WHAT TO PRODUCE: Among the lines of these entries, how many hold the word "chevron"? State only the number.

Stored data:
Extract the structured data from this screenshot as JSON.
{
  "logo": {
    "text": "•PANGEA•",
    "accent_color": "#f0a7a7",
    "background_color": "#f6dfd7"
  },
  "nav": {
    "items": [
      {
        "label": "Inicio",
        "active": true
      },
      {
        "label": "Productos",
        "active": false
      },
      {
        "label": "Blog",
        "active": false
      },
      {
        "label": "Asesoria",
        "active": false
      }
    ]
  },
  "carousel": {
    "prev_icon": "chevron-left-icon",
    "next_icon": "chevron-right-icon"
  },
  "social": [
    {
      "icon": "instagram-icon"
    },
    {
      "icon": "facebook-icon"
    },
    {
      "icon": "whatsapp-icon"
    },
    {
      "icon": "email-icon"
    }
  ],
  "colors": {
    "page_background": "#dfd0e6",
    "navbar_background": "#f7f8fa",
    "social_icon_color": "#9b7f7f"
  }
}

==

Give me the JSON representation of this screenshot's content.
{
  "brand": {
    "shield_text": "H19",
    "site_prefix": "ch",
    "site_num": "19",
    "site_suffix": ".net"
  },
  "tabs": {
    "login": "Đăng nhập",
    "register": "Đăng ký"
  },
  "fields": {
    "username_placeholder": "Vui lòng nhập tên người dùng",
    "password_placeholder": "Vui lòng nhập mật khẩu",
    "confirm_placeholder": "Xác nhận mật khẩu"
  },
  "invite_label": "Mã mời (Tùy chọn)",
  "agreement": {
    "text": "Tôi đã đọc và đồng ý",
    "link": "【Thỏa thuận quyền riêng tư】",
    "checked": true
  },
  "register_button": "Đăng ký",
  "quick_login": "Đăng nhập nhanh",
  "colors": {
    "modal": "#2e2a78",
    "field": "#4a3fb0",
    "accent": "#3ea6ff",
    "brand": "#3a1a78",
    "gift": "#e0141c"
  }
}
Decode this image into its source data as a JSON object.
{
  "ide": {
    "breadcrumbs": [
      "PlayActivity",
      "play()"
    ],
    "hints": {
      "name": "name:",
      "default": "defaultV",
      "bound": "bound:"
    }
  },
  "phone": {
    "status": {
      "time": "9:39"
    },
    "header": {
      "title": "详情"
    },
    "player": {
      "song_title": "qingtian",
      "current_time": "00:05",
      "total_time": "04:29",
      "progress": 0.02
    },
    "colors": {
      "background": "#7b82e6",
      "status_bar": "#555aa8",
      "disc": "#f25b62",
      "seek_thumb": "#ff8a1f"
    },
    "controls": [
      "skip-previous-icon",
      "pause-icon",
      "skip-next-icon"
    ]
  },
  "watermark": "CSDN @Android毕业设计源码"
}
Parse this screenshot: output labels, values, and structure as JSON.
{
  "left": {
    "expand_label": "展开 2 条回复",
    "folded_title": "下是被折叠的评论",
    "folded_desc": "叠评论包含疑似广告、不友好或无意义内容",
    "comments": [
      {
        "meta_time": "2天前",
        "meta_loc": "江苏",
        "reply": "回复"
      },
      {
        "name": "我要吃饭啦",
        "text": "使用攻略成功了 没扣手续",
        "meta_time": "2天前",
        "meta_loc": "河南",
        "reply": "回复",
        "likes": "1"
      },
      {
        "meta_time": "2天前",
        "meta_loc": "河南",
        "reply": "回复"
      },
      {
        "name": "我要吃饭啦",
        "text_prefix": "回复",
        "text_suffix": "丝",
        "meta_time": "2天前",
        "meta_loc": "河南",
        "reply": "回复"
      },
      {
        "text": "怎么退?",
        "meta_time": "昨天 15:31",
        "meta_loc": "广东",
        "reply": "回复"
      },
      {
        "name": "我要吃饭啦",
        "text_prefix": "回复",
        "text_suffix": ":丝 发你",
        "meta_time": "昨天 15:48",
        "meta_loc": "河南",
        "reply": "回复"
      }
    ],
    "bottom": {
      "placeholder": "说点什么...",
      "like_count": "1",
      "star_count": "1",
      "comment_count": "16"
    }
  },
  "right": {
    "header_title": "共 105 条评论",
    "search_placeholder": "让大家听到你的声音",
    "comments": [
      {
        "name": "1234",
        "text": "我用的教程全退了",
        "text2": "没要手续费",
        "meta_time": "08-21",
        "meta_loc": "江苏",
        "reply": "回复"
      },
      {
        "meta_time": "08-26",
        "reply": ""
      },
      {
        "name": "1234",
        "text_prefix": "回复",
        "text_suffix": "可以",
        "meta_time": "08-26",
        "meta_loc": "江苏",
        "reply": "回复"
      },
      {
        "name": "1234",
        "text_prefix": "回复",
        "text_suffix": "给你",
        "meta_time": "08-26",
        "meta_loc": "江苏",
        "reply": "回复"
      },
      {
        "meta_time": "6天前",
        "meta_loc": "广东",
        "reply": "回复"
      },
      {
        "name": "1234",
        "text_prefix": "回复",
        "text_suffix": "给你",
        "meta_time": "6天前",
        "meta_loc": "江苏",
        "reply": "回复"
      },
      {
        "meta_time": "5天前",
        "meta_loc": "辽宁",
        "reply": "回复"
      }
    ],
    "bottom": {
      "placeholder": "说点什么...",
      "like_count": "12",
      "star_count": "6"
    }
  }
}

EXERCISE SOLUTION: 2